--- STATED PROBLEM ---
Extract the lines that hold the string "icon".

[Data tied to figure images]
-- Begin --

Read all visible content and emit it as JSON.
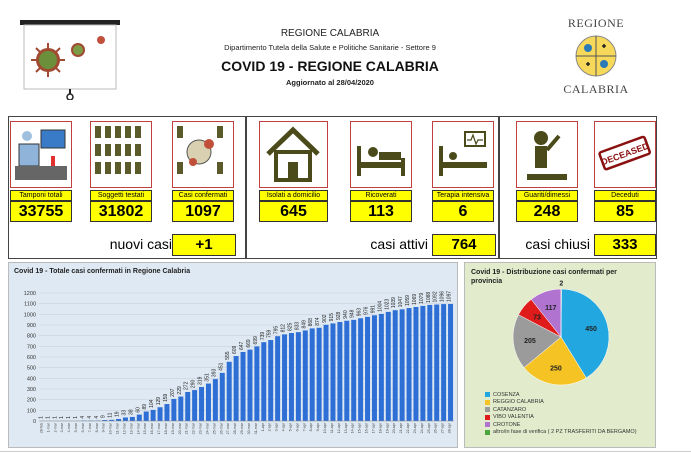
{
  "header": {
    "region": "REGIONE CALABRIA",
    "department": "Dipartimento Tutela della Salute e Politiche Sanitarie - Settore 9",
    "title": "COVID 19 - REGIONE CALABRIA",
    "updated": "Aggiornato al  28/04/2020",
    "logo_top": "REGIONE",
    "logo_bottom": "CALABRIA"
  },
  "stats": [
    {
      "label": "Tamponi totali",
      "value": "33755",
      "icon": "lab-computer-icon"
    },
    {
      "label": "Soggetti testati",
      "value": "31802",
      "icon": "people-tested-icon"
    },
    {
      "label": "Casi confermati",
      "value": "1097",
      "icon": "confirmed-cases-icon"
    },
    {
      "label": "Isolati a domicilio",
      "value": "645",
      "icon": "house-icon"
    },
    {
      "label": "Ricoverati",
      "value": "113",
      "icon": "hospital-bed-icon"
    },
    {
      "label": "Terapia intensiva",
      "value": "6",
      "icon": "intensive-care-icon"
    },
    {
      "label": "Guariti/dimessi",
      "value": "248",
      "icon": "recovered-person-icon"
    },
    {
      "label": "Deceduti",
      "value": "85",
      "icon": "deceased-stamp-icon"
    }
  ],
  "summary": {
    "new_label": "nuovi casi",
    "new_value": "+1",
    "active_label": "casi attivi",
    "active_value": "764",
    "closed_label": "casi chiusi",
    "closed_value": "333"
  },
  "colors": {
    "highlight": "#ffff00",
    "bar": "#2e6fd6",
    "chart_bg": "#dfe9f3",
    "pie_bg": "#e2eccc"
  },
  "chart_data": [
    {
      "type": "bar",
      "title": "Covid 19 - Totale casi confermati in Regione Calabria",
      "ylim": [
        0,
        1200
      ],
      "yticks": [
        0,
        100,
        200,
        300,
        400,
        500,
        600,
        700,
        800,
        900,
        1000,
        1100,
        1200
      ],
      "grid": true,
      "categories": [
        "28-feb",
        "1-mar",
        "2-mar",
        "3-mar",
        "4-mar",
        "5-mar",
        "6-mar",
        "7-mar",
        "8-mar",
        "9-mar",
        "10-mar",
        "11-mar",
        "12-mar",
        "13-mar",
        "14-mar",
        "15-mar",
        "16-mar",
        "17-mar",
        "18-mar",
        "19-mar",
        "20-mar",
        "21-mar",
        "22-mar",
        "23-mar",
        "24-mar",
        "25-mar",
        "26-mar",
        "27-mar",
        "28-mar",
        "29-mar",
        "30-mar",
        "31-mar",
        "1-apr",
        "2-apr",
        "3-apr",
        "4-apr",
        "5-apr",
        "6-apr",
        "7-apr",
        "8-apr",
        "9-apr",
        "10-apr",
        "11-apr",
        "12-apr",
        "13-apr",
        "14-apr",
        "15-apr",
        "16-apr",
        "17-apr",
        "18-apr",
        "19-apr",
        "20-apr",
        "21-apr",
        "22-apr",
        "23-apr",
        "24-apr",
        "25-apr",
        "26-apr",
        "27-apr",
        "28-apr"
      ],
      "values": [
        1,
        1,
        1,
        1,
        1,
        1,
        4,
        4,
        4,
        9,
        11,
        19,
        33,
        38,
        60,
        89,
        104,
        129,
        159,
        207,
        229,
        272,
        290,
        319,
        351,
        393,
        451,
        555,
        609,
        647,
        669,
        699,
        739,
        759,
        795,
        812,
        825,
        833,
        849,
        868,
        874,
        902,
        915,
        928,
        940,
        948,
        963,
        976,
        991,
        1004,
        1023,
        1039,
        1047,
        1059,
        1069,
        1079,
        1088,
        1092,
        1096,
        1097
      ]
    },
    {
      "type": "pie",
      "title": "Covid 19 - Distribuzione casi confermati per provincia",
      "series": [
        {
          "name": "COSENZA",
          "value": 450,
          "color": "#22a7e0"
        },
        {
          "name": "REGGIO CALABRIA",
          "value": 250,
          "color": "#f6c324"
        },
        {
          "name": "CATANZARO",
          "value": 205,
          "color": "#9b9b9b"
        },
        {
          "name": "VIBO VALENTIA",
          "value": 73,
          "color": "#e01b1b"
        },
        {
          "name": "CROTONE",
          "value": 117,
          "color": "#b073cf"
        },
        {
          "name": "altro/in fase di verifica ( 2 PZ TRASFERITI DA BERGAMO)",
          "value": 2,
          "color": "#4aa53a"
        }
      ]
    }
  ]
}
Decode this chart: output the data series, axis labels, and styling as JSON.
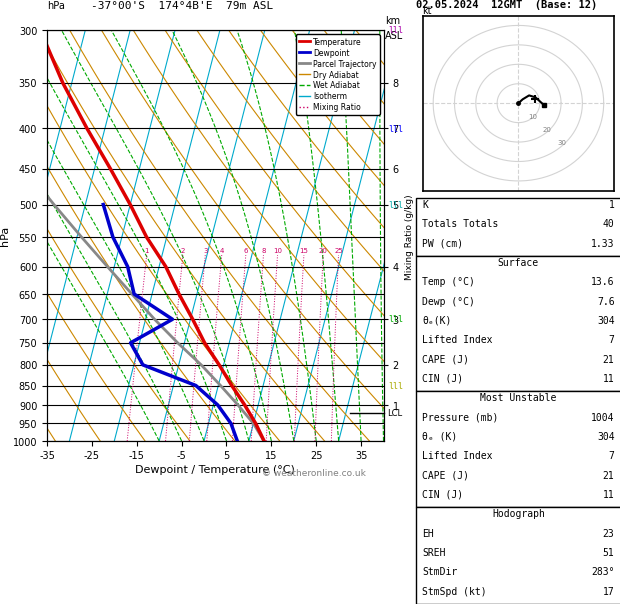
{
  "title_left": "-37°00'S  174°4B'E  79m ASL",
  "title_right": "02.05.2024  12GMT  (Base: 12)",
  "xlabel": "Dewpoint / Temperature (°C)",
  "ylabel_left": "hPa",
  "temp_profile": {
    "pressure": [
      1004,
      950,
      900,
      850,
      800,
      750,
      700,
      650,
      600,
      550,
      500,
      450,
      400,
      350,
      300
    ],
    "temp": [
      13.6,
      10.5,
      7.0,
      3.0,
      -1.0,
      -5.5,
      -9.5,
      -14.0,
      -18.5,
      -24.5,
      -30.0,
      -36.5,
      -44.0,
      -52.0,
      -60.0
    ]
  },
  "dewpoint_profile": {
    "pressure": [
      1004,
      950,
      900,
      850,
      800,
      750,
      700,
      650,
      600,
      550,
      500
    ],
    "temp": [
      7.6,
      5.0,
      1.0,
      -5.0,
      -18.0,
      -22.0,
      -14.0,
      -24.0,
      -27.0,
      -32.0,
      -36.0
    ]
  },
  "parcel_profile": {
    "pressure": [
      1004,
      950,
      900,
      850,
      800,
      750,
      700,
      650,
      600,
      550,
      500,
      450,
      400,
      350,
      300
    ],
    "temp": [
      13.6,
      10.0,
      5.5,
      0.5,
      -5.0,
      -11.5,
      -18.0,
      -24.5,
      -31.5,
      -39.0,
      -47.0,
      -55.5,
      -64.0,
      -73.0,
      -82.5
    ]
  },
  "lcl_pressure": 920,
  "km_labels": [
    "1",
    "2",
    "3",
    "4",
    "5",
    "6",
    "7",
    "8"
  ],
  "km_pressures": [
    900,
    800,
    700,
    600,
    500,
    450,
    400,
    350
  ],
  "mixing_ratios": [
    1,
    2,
    3,
    4,
    6,
    8,
    10,
    15,
    20,
    25
  ],
  "colors": {
    "temp": "#dd0000",
    "dewpoint": "#0000cc",
    "parcel": "#888888",
    "dry_adiabat": "#cc8800",
    "wet_adiabat": "#00aa00",
    "isotherm": "#00aacc",
    "mixing_ratio": "#cc0066"
  },
  "wind_barb_colors": [
    "#aa00aa",
    "#0000ff",
    "#00aaaa",
    "#00aa00",
    "#aaaa00"
  ],
  "wind_barb_pressures": [
    300,
    400,
    500,
    700,
    850
  ],
  "hodograph_u": [
    0,
    2,
    5,
    8,
    10,
    12
  ],
  "hodograph_v": [
    0,
    2,
    4,
    3,
    1,
    -1
  ],
  "hodo_storm_u": 8.0,
  "hodo_storm_v": 2.0
}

-- End --

--- REPLY ---
      "icon": "lab-computer-icon"
      "icon": "people-tested-icon"
      "icon": "confirmed-cases-icon"
      "icon": "house-icon"
      "icon": "hospital-bed-icon"
      "icon": "intensive-care-icon"
      "icon": "recovered-person-icon"
      "icon": "deceased-stamp-icon"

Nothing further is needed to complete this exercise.